■ SHORT TASK: Repeat the lines that follow, leaving nothing out.

■ AVAILABLE RECORDS:

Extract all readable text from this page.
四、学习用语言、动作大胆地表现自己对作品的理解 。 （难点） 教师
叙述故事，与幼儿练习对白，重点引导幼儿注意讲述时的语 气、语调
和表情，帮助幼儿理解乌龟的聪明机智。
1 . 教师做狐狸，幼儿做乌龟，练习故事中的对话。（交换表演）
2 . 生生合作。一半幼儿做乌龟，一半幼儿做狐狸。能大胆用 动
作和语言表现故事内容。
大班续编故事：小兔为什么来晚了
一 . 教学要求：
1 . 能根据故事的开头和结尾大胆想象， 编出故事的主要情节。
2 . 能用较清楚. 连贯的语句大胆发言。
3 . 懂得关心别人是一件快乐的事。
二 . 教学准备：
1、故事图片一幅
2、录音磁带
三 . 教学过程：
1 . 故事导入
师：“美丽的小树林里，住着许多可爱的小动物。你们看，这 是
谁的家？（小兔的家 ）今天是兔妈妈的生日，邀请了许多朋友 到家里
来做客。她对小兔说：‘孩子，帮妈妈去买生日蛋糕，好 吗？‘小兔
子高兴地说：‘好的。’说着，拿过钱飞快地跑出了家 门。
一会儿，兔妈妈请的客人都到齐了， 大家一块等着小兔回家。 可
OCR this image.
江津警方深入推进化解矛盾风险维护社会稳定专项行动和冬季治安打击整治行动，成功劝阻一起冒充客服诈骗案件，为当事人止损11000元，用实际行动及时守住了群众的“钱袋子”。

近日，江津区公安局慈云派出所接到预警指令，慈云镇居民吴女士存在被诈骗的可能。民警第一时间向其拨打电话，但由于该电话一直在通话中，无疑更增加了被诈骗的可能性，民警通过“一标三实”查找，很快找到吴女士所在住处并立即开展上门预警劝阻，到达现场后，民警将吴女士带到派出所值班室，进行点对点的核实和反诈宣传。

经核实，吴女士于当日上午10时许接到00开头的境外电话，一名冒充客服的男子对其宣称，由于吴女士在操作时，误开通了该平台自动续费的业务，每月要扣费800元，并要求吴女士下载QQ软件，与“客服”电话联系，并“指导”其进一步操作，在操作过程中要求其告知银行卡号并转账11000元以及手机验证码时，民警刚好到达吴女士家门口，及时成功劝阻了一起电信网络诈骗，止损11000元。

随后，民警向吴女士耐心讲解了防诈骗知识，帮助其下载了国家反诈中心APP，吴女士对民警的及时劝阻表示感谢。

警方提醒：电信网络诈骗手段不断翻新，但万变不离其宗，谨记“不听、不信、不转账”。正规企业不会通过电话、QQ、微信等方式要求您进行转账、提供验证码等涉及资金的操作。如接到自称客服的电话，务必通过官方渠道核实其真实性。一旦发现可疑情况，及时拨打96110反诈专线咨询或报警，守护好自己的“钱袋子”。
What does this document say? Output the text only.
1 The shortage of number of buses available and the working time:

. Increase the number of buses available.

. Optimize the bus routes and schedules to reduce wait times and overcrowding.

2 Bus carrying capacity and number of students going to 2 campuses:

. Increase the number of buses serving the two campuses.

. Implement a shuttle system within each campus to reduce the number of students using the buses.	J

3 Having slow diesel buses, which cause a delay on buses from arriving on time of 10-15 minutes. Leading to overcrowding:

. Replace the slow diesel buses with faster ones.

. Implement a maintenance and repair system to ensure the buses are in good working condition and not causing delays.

■ SOLUTION FOR THIS EXERCISE:
Extract all readable text from this page.
四、学习用语言、动作大胆地表现自己对作品的理解 。 （难点） 教师
叙述故事，与幼儿练习对白，重点引导幼儿注意讲述时的语 气、语调
和表情，帮助幼儿理解乌龟的聪明机智。
1 . 教师做狐狸，幼儿做乌龟，练习故事中的对话。（交换表演）
2 . 生生合作。一半幼儿做乌龟，一半幼儿做狐狸。能大胆用 动
作和语言表现故事内容。
大班续编故事：小兔为什么来晚了
一 . 教学要求：
1 . 能根据故事的开头和结尾大胆想象， 编出故事的主要情节。
2 . 能用较清楚. 连贯的语句大胆发言。
3 . 懂得关心别人是一件快乐的事。
二 . 教学准备：
1、故事图片一幅
2、录音磁带
三 . 教学过程：
1 . 故事导入
师：“美丽的小树林里，住着许多可爱的小动物。你们看，这 是
谁的家？（小兔的家 ）今天是兔妈妈的生日，邀请了许多朋友 到家里
来做客。她对小兔说：‘孩子，帮妈妈去买生日蛋糕，好 吗？‘小兔
子高兴地说：‘好的。’说着，拿过钱飞快地跑出了家 门。
一会儿，兔妈妈请的客人都到齐了， 大家一块等着小兔回家。 可
OCR this image.
江津警方深入推进化解矛盾风险维护社会稳定专项行动和冬季治安打击整治行动，成功劝阻一起冒充客服诈骗案件，为当事人止损11000元，用实际行动及时守住了群众的“钱袋子”。

近日，江津区公安局慈云派出所接到预警指令，慈云镇居民吴女士存在被诈骗的可能。民警第一时间向其拨打电话，但由于该电话一直在通话中，无疑更增加了被诈骗的可能性，民警通过“一标三实”查找，很快找到吴女士所在住处并立即开展上门预警劝阻，到达现场后，民警将吴女士带到派出所值班室，进行点对点的核实和反诈宣传。

经核实，吴女士于当日上午10时许接到00开头的境外电话，一名冒充客服的男子对其宣称，由于吴女士在操作时，误开通了该平台自动续费的业务，每月要扣费800元，并要求吴女士下载QQ软件，与“客服”电话联系，并“指导”其进一步操作，在操作过程中要求其告知银行卡号并转账11000元以及手机验证码时，民警刚好到达吴女士家门口，及时成功劝阻了一起电信网络诈骗，止损11000元。

随后，民警向吴女士耐心讲解了防诈骗知识，帮助其下载了国家反诈中心APP，吴女士对民警的及时劝阻表示感谢。

警方提醒：电信网络诈骗手段不断翻新，但万变不离其宗，谨记“不听、不信、不转账”。正规企业不会通过电话、QQ、微信等方式要求您进行转账、提供验证码等涉及资金的操作。如接到自称客服的电话，务必通过官方渠道核实其真实性。一旦发现可疑情况，及时拨打96110反诈专线咨询或报警，守护好自己的“钱袋子”。
What does this document say? Output the text only.
1 The shortage of number of buses available and the working time:

. Increase the number of buses available.

. Optimize the bus routes and schedules to reduce wait times and overcrowding.

2 Bus carrying capacity and number of students going to 2 campuses:

. Increase the number of buses serving the two campuses.

. Implement a shuttle system within each campus to reduce the number of students using the buses.	J

3 Having slow diesel buses, which cause a delay on buses from arriving on time of 10-15 minutes. Leading to overcrowding:

. Replace the slow diesel buses with faster ones.

. Implement a maintenance and repair system to ensure the buses are in good working condition and not causing delays.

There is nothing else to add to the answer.